::: Records provided

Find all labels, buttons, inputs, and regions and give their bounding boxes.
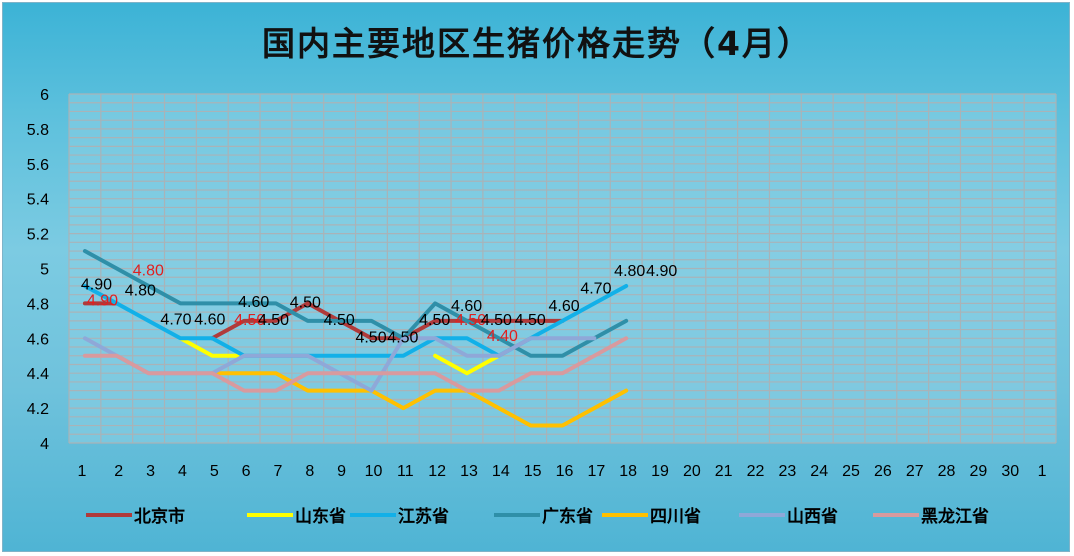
y-tick-label: 4 <box>40 436 49 453</box>
y-tick-label: 5 <box>40 262 49 279</box>
data-label: 4.40 <box>487 328 518 345</box>
x-tick-label: 3 <box>146 463 155 480</box>
legend-label: 山西省 <box>787 506 838 527</box>
y-tick-label: 4.4 <box>27 366 49 383</box>
data-label: 4.50 <box>387 329 418 346</box>
legend-label: 山东省 <box>295 506 346 527</box>
x-tick-label: 18 <box>619 463 637 480</box>
x-tick-label: 26 <box>874 463 892 480</box>
data-label: 4.50 <box>234 312 265 329</box>
y-tick-label: 5.2 <box>27 227 49 244</box>
data-label: 4.50 <box>419 312 450 329</box>
x-tick-label: 1 <box>1038 463 1047 480</box>
grid-lines <box>68 93 1057 444</box>
line-chart: 44.24.44.64.855.25.45.65.86 1 2 3 4 5 6 7 8 9 10 1… <box>27 87 1057 527</box>
data-label: 4.60 <box>194 311 225 328</box>
x-tick-label: 22 <box>747 463 765 480</box>
x-tick-label: 13 <box>460 463 478 480</box>
series-line <box>82 249 629 358</box>
x-tick-label: 21 <box>715 463 733 480</box>
data-label: 4.80 <box>614 263 645 280</box>
legend: 北京市 山东省 江苏省 广东省 四川省 山西省 黑龙江省 <box>86 506 989 527</box>
data-label: 4.50 <box>515 312 546 329</box>
y-tick-label: 4.6 <box>27 331 49 348</box>
x-tick-label: 19 <box>651 463 669 480</box>
data-label: 4.90 <box>81 276 112 293</box>
data-label: 4.70 <box>160 311 191 328</box>
x-tick-label: 4 <box>178 463 187 480</box>
data-label: 4.50 <box>355 329 386 346</box>
x-tick-label: 25 <box>842 463 860 480</box>
data-label: 4.80 <box>125 282 156 299</box>
series-line <box>178 336 247 358</box>
x-tick-label: 15 <box>524 463 542 480</box>
x-tick-label: 28 <box>938 463 956 480</box>
y-tick-label: 4.2 <box>27 401 49 418</box>
data-label: 4.60 <box>549 298 580 315</box>
series-line <box>210 301 565 341</box>
x-tick-label: 23 <box>778 463 796 480</box>
y-axis-ticks: 4 4.2 4.4 4.6 4.8 5 5.2 5.4 5.6 5.8 6 <box>27 87 49 453</box>
chart-title: 国内主要地区生猪价格走势（4月） <box>262 24 812 63</box>
series-line <box>210 371 629 428</box>
data-label: 4.50 <box>258 312 289 329</box>
x-tick-label: 30 <box>1001 463 1019 480</box>
legend-label: 黑龙江省 <box>921 506 989 527</box>
x-axis-ticks: 1 2 3 4 5 6 7 8 9 10 11 12 13 14 15 16 17 18 19 20 21 22 23 24 2… <box>77 463 1046 480</box>
x-tick-label: 29 <box>970 463 988 480</box>
x-tick-label: 14 <box>492 463 510 480</box>
y-tick-label: 4.8 <box>27 296 49 313</box>
y-tick-label: 5.4 <box>27 192 49 209</box>
data-label: 4.50 <box>324 312 355 329</box>
data-label: 4.50 <box>290 294 321 311</box>
data-label: 4.80 <box>133 262 164 279</box>
x-tick-label: 7 <box>273 463 282 480</box>
series-line <box>433 353 501 376</box>
series-line <box>82 336 629 393</box>
data-label: 4.90 <box>87 292 118 309</box>
x-tick-label: 11 <box>397 463 414 480</box>
x-tick-label: 6 <box>242 463 251 480</box>
y-tick-label: 6 <box>40 87 49 104</box>
x-tick-label: 9 <box>337 463 346 480</box>
x-tick-label: 12 <box>428 463 446 480</box>
x-tick-label: 17 <box>587 463 605 480</box>
x-tick-label: 8 <box>305 463 314 480</box>
data-label: 4.70 <box>580 280 611 297</box>
data-label: 4.50 <box>455 312 486 329</box>
legend-label: 四川省 <box>650 506 701 527</box>
series-line <box>82 283 629 358</box>
x-tick-label: 16 <box>556 463 574 480</box>
x-tick-label: 2 <box>114 463 123 480</box>
legend-label: 江苏省 <box>398 506 449 527</box>
series-lines <box>82 249 629 428</box>
legend-label: 北京市 <box>134 506 185 527</box>
x-tick-label: 24 <box>810 463 828 480</box>
data-label: 4.50 <box>481 312 512 329</box>
x-tick-label: 10 <box>365 463 383 480</box>
data-labels: 4.904.904.804.804.70 4.604.604.504.504.50… <box>81 262 678 346</box>
x-tick-label: 1 <box>77 463 86 480</box>
legend-label: 广东省 <box>542 506 593 527</box>
data-label: 4.90 <box>646 263 677 280</box>
x-tick-label: 5 <box>210 463 219 480</box>
data-label: 4.60 <box>451 298 482 315</box>
y-tick-label: 5.8 <box>27 122 49 139</box>
y-tick-label: 5.6 <box>27 157 49 174</box>
x-tick-label: 27 <box>906 463 924 480</box>
x-tick-label: 20 <box>683 463 701 480</box>
data-label: 4.60 <box>238 294 269 311</box>
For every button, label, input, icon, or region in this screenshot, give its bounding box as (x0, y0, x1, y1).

::::::

- _Your instructions_
Please rewrite the data above, changing every "x-tick-label" to "x-axis-label" and keeping everything else the same. Omit the pictures.

- _Written solution_
Find all labels, buttons, inputs, and regions and give their bounding boxes.
y-tick-label: 4 <box>40 436 49 453</box>
y-tick-label: 5 <box>40 262 49 279</box>
data-label: 4.40 <box>487 328 518 345</box>
x-axis-label: 3 <box>146 463 155 480</box>
legend-label: 山西省 <box>787 506 838 527</box>
y-tick-label: 4.4 <box>27 366 49 383</box>
data-label: 4.50 <box>387 329 418 346</box>
legend-label: 山东省 <box>295 506 346 527</box>
x-axis-label: 18 <box>619 463 637 480</box>
x-axis-label: 26 <box>874 463 892 480</box>
data-label: 4.50 <box>234 312 265 329</box>
y-tick-label: 5.2 <box>27 227 49 244</box>
data-label: 4.50 <box>419 312 450 329</box>
x-axis-label: 1 <box>1038 463 1047 480</box>
grid-lines <box>68 93 1057 444</box>
line-chart: 44.24.44.64.855.25.45.65.86 1 2 3 4 5 6 7 8 9 10 1… <box>27 87 1057 527</box>
data-label: 4.60 <box>194 311 225 328</box>
x-axis-label: 22 <box>747 463 765 480</box>
x-axis-label: 13 <box>460 463 478 480</box>
series-line <box>82 249 629 358</box>
x-axis-label: 21 <box>715 463 733 480</box>
data-label: 4.80 <box>614 263 645 280</box>
legend: 北京市 山东省 江苏省 广东省 四川省 山西省 黑龙江省 <box>86 506 989 527</box>
data-label: 4.50 <box>515 312 546 329</box>
y-tick-label: 4.6 <box>27 331 49 348</box>
x-axis-label: 19 <box>651 463 669 480</box>
data-label: 4.90 <box>81 276 112 293</box>
data-label: 4.70 <box>160 311 191 328</box>
x-axis-label: 4 <box>178 463 187 480</box>
data-label: 4.50 <box>355 329 386 346</box>
x-axis-label: 25 <box>842 463 860 480</box>
data-label: 4.80 <box>125 282 156 299</box>
series-line <box>178 336 247 358</box>
x-axis-label: 15 <box>524 463 542 480</box>
x-axis-label: 28 <box>938 463 956 480</box>
y-tick-label: 4.2 <box>27 401 49 418</box>
data-label: 4.60 <box>549 298 580 315</box>
series-line <box>210 301 565 341</box>
x-axis-label: 23 <box>778 463 796 480</box>
y-axis-ticks: 4 4.2 4.4 4.6 4.8 5 5.2 5.4 5.6 5.8 6 <box>27 87 49 453</box>
chart-title: 国内主要地区生猪价格走势（4月） <box>262 24 812 63</box>
series-line <box>210 371 629 428</box>
data-label: 4.50 <box>258 312 289 329</box>
x-axis-label: 30 <box>1001 463 1019 480</box>
legend-label: 黑龙江省 <box>921 506 989 527</box>
x-axis-ticks: 1 2 3 4 5 6 7 8 9 10 11 12 13 14 15 16 17 18 19 20 21 22 23 24 2… <box>77 463 1046 480</box>
x-axis-label: 29 <box>970 463 988 480</box>
x-axis-label: 14 <box>492 463 510 480</box>
y-tick-label: 4.8 <box>27 296 49 313</box>
y-tick-label: 5.4 <box>27 192 49 209</box>
data-label: 4.50 <box>324 312 355 329</box>
data-label: 4.50 <box>290 294 321 311</box>
data-label: 4.80 <box>133 262 164 279</box>
x-axis-label: 7 <box>273 463 282 480</box>
series-line <box>433 353 501 376</box>
series-line <box>82 336 629 393</box>
data-label: 4.90 <box>87 292 118 309</box>
x-axis-label: 11 <box>397 463 414 480</box>
x-axis-label: 6 <box>242 463 251 480</box>
y-tick-label: 6 <box>40 87 49 104</box>
x-axis-label: 9 <box>337 463 346 480</box>
x-axis-label: 12 <box>428 463 446 480</box>
x-axis-label: 17 <box>587 463 605 480</box>
x-axis-label: 8 <box>305 463 314 480</box>
data-label: 4.70 <box>580 280 611 297</box>
data-label: 4.50 <box>455 312 486 329</box>
legend-label: 四川省 <box>650 506 701 527</box>
series-line <box>82 283 629 358</box>
x-axis-label: 16 <box>556 463 574 480</box>
x-axis-label: 2 <box>114 463 123 480</box>
legend-label: 江苏省 <box>398 506 449 527</box>
series-lines <box>82 249 629 428</box>
legend-label: 北京市 <box>134 506 185 527</box>
x-axis-label: 24 <box>810 463 828 480</box>
data-label: 4.50 <box>481 312 512 329</box>
x-axis-label: 10 <box>365 463 383 480</box>
data-labels: 4.904.904.804.804.70 4.604.604.504.504.50… <box>81 262 678 346</box>
x-axis-label: 1 <box>77 463 86 480</box>
legend-label: 广东省 <box>542 506 593 527</box>
data-label: 4.90 <box>646 263 677 280</box>
x-axis-label: 5 <box>210 463 219 480</box>
data-label: 4.60 <box>451 298 482 315</box>
y-tick-label: 5.8 <box>27 122 49 139</box>
y-tick-label: 5.6 <box>27 157 49 174</box>
x-axis-label: 27 <box>906 463 924 480</box>
x-axis-label: 20 <box>683 463 701 480</box>
data-label: 4.60 <box>238 294 269 311</box>
For every button, label, input, icon, or region in this screenshot, give its bounding box as (x0, y0, x1, y1).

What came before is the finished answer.